[Dataset records]
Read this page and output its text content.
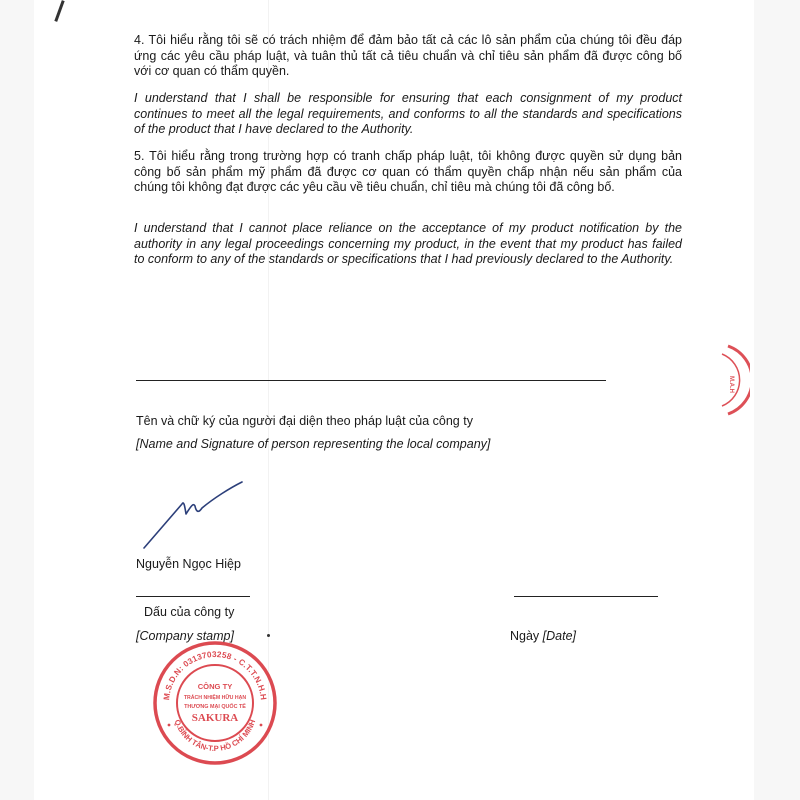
4. Tôi hiểu rằng tôi sẽ có trách nhiệm để đảm bảo tất cả các lô sản phẩm của chúng tôi đều đáp ứng các yêu cầu pháp luật, và tuân thủ tất cả tiêu chuẩn và chỉ tiêu sản phẩm đã được công bố với cơ quan có thẩm quyền.

I understand that I shall be responsible for ensuring that each consignment of my product continues to meet all the legal requirements, and conforms to all the standards and specifications of the product that I have declared to the Authority.

5. Tôi hiểu rằng trong trường hợp có tranh chấp pháp luật, tôi không được quyền sử dụng bản công bố sản phẩm mỹ phẩm đã được cơ quan có thẩm quyền chấp nhận nếu sản phẩm của chúng tôi không đạt được các yêu cầu về tiêu chuẩn, chỉ tiêu mà chúng tôi đã công bố.

I understand that I cannot place reliance on the acceptance of my product notification by the authority in any legal proceedings concerning my product, in the event that my product has failed to conform to any of the standards or specifications that I had previously declared to the Authority.

Tên và chữ ký của người đại diện theo pháp luật của công ty
[Name and Signature of person representing the local company]
Nguyễn Ngọc Hiệp
Dấu của công ty
[Company stamp]	Ngày [Date]
M.S.D.N: 0313703258 - C.T.T.N.H.H
Q.BÌNH TÂN-T.P HỒ CHÍ MINH
CÔNG TY
TRÁCH NHIỆM HỮU HẠN
THƯƠNG MẠI QUỐC TẾ
SAKURA
M.A.H
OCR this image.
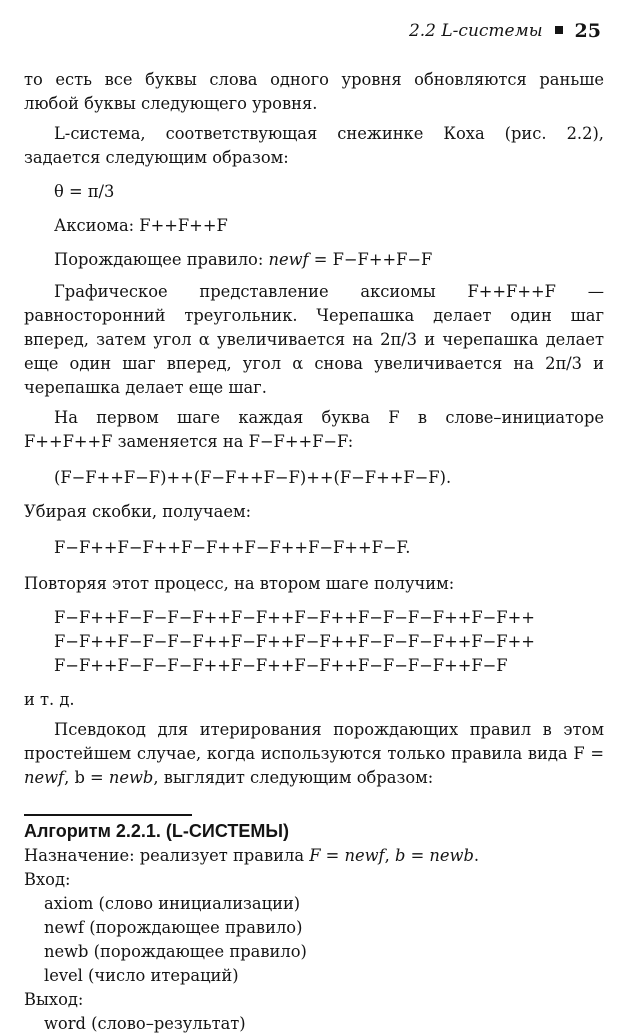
2.2 L-системы 25

то есть все буквы слова одного уровня обновляются раньше любой буквы следующего уровня.

L-система, соответствующая снежинке Коха (рис. 2.2), задается следующим образом:

θ = π/3

Аксиома: F++F++F

Порождающее правило: newf = F−F++F−F

Графическое представление аксиомы F++F++F — равносторонний треугольник. Черепашка делает один шаг вперед, затем угол α увеличивается на 2π/3 и черепашка делает еще один шаг вперед, угол α снова увеличивается на 2π/3 и черепашка делает еще шаг.

На первом шаге каждая буква F в слове–инициаторе F++F++F заменяется на F−F++F−F:

(F−F++F−F)++(F−F++F−F)++(F−F++F−F).

Убирая скобки, получаем:

F−F++F−F++F−F++F−F++F−F++F−F.

Повторяя этот процесс, на втором шаге получим:

F−F++F−F−F−F++F−F++F−F++F−F−F−F++F−F++

F−F++F−F−F−F++F−F++F−F++F−F−F−F++F−F++

F−F++F−F−F−F++F−F++F−F++F−F−F−F++F−F

и т. д.

Псевдокод для итерирования порождающих правил в этом простейшем случае, когда используются только правила вида F = newf, b = newb, выглядит следующим образом:

Алгоритм 2.2.1. (L-СИСТЕМЫ)

Назначение: реализует правила F = newf, b = newb.

Вход:

axiom (слово инициализации)

newf (порождающее правило)

newb (порождающее правило)

level (число итераций)

Выход:

word (слово–результат)
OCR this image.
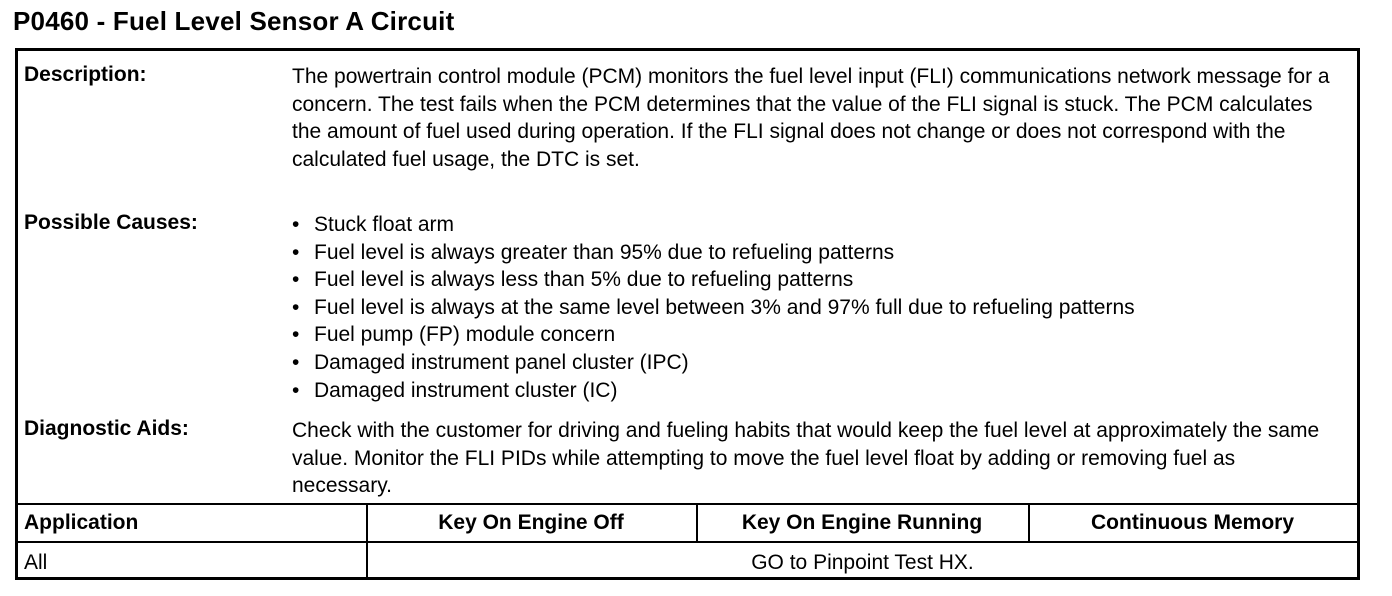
P0460 - Fuel Level Sensor A Circuit
Description:	The powertrain control module (PCM) monitors the fuel level input (FLI) communications network message for a concern. The test fails when the PCM determines that the value of the FLI signal is stuck. The PCM calculates the amount of fuel used during operation. If the FLI signal does not change or does not correspond with the calculated fuel usage, the DTC is set.
Possible Causes:
•	Stuck float arm
• Fuel level is always greater than 95% due to refueling patterns
• Fuel level is always less than 5% due to refueling patterns
• Fuel level is always at the same level between 3% and 97% full due to refueling patterns
• Fuel pump (FP) module concern
• Damaged instrument panel cluster (IPC)
• Damaged instrument cluster (IC)
Diagnostic Aids:	Check with the customer for driving and fueling habits that would keep the fuel level at approximately the same value. Monitor the FLI PIDs while attempting to move the fuel level float by adding or removing fuel as necessary.
Application	Key On Engine Off	Key On Engine Running	Continuous Memory
All	GO to Pinpoint Test HX.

◆ **Exercise prompt**
Show the lines where the word "cluster" appears in the entries.

◆ **Written answer**
• Damaged instrument panel cluster (IPC)
• Damaged instrument cluster (IC)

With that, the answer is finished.